__Stated exercise__. Pictures don't belong in the copy; print all the records exactly.

___ Stored records ___

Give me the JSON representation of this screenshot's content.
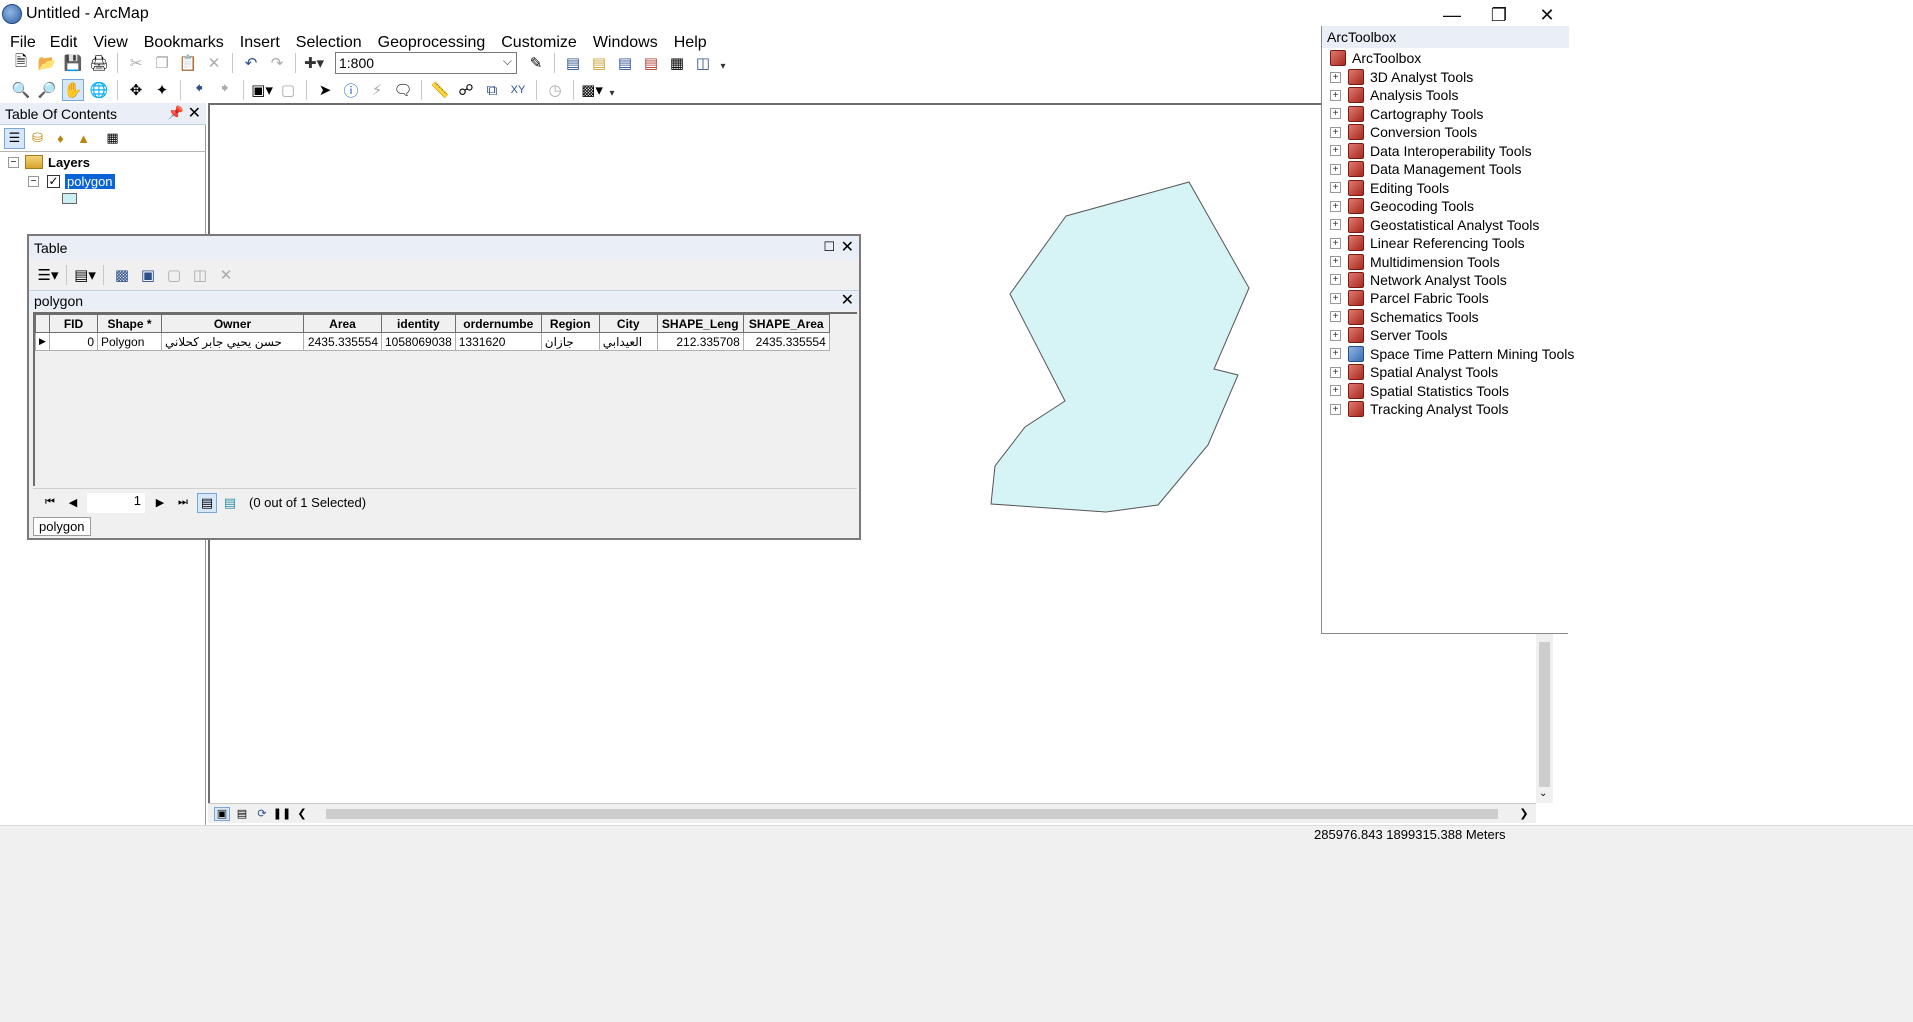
{
  "window": {
    "title": "Untitled - ArcMap",
    "controls": [
      "minimize",
      "restore",
      "close"
    ]
  },
  "menubar": [
    "File",
    "Edit",
    "View",
    "Bookmarks",
    "Insert",
    "Selection",
    "Geoprocessing",
    "Customize",
    "Windows",
    "Help"
  ],
  "standard_toolbar": {
    "scale": "1:800"
  },
  "toc": {
    "title": "Table Of Contents",
    "root_label": "Layers",
    "layer_label": "polygon",
    "layer_checked": true,
    "symbol_fill": "#cdeff3"
  },
  "toolbox": {
    "title": "ArcToolbox",
    "root_label": "ArcToolbox",
    "items": [
      "3D Analyst Tools",
      "Analysis Tools",
      "Cartography Tools",
      "Conversion Tools",
      "Data Interoperability Tools",
      "Data Management Tools",
      "Editing Tools",
      "Geocoding Tools",
      "Geostatistical Analyst Tools",
      "Linear Referencing Tools",
      "Multidimension Tools",
      "Network Analyst Tools",
      "Parcel Fabric Tools",
      "Schematics Tools",
      "Server Tools",
      "Space Time Pattern Mining Tools",
      "Spatial Analyst Tools",
      "Spatial Statistics Tools",
      "Tracking Analyst Tools"
    ]
  },
  "table": {
    "title": "Table",
    "tab_name": "polygon",
    "columns": [
      "FID",
      "Shape *",
      "Owner",
      "Area",
      "identity",
      "ordernumbe",
      "Region",
      "City",
      "SHAPE_Leng",
      "SHAPE_Area"
    ],
    "rows": [
      [
        "0",
        "Polygon",
        "حسن يحيي جابر كحلاني",
        "2435.335554",
        "1058069038",
        "1331620",
        "جازان",
        "العيدابي",
        "212.335708",
        "2435.335554"
      ]
    ],
    "current_record": "1",
    "selection_status": "(0 out of 1 Selected)",
    "bottom_tab": "polygon"
  },
  "map": {
    "polygon_fill": "#d6f3f6",
    "polygon_stroke": "#555555"
  },
  "status": {
    "coordinates": "285976.843  1899315.388 Meters"
  }
}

___

__Task result__.
Give me the JSON representation of this screenshot's content.
{
  "window": {
    "title": "Untitled - ArcMap",
    "controls": [
      "minimize",
      "restore",
      "close"
    ]
  },
  "menubar": [
    "File",
    "Edit",
    "View",
    "Bookmarks",
    "Insert",
    "Selection",
    "Geoprocessing",
    "Customize",
    "Windows",
    "Help"
  ],
  "standard_toolbar": {
    "scale": "1:800"
  },
  "toc": {
    "title": "Table Of Contents",
    "root_label": "Layers",
    "layer_label": "polygon",
    "layer_checked": true,
    "symbol_fill": "#cdeff3"
  },
  "toolbox": {
    "title": "ArcToolbox",
    "root_label": "ArcToolbox",
    "items": [
      "3D Analyst Tools",
      "Analysis Tools",
      "Cartography Tools",
      "Conversion Tools",
      "Data Interoperability Tools",
      "Data Management Tools",
      "Editing Tools",
      "Geocoding Tools",
      "Geostatistical Analyst Tools",
      "Linear Referencing Tools",
      "Multidimension Tools",
      "Network Analyst Tools",
      "Parcel Fabric Tools",
      "Schematics Tools",
      "Server Tools",
      "Space Time Pattern Mining Tools",
      "Spatial Analyst Tools",
      "Spatial Statistics Tools",
      "Tracking Analyst Tools"
    ]
  },
  "table": {
    "title": "Table",
    "tab_name": "polygon",
    "columns": [
      "FID",
      "Shape *",
      "Owner",
      "Area",
      "identity",
      "ordernumbe",
      "Region",
      "City",
      "SHAPE_Leng",
      "SHAPE_Area"
    ],
    "rows": [
      [
        "0",
        "Polygon",
        "حسن يحيي جابر كحلاني",
        "2435.335554",
        "1058069038",
        "1331620",
        "جازان",
        "العيدابي",
        "212.335708",
        "2435.335554"
      ]
    ],
    "current_record": "1",
    "selection_status": "(0 out of 1 Selected)",
    "bottom_tab": "polygon"
  },
  "map": {
    "polygon_fill": "#d6f3f6",
    "polygon_stroke": "#555555"
  },
  "status": {
    "coordinates": "285976.843  1899315.388 Meters"
  }
}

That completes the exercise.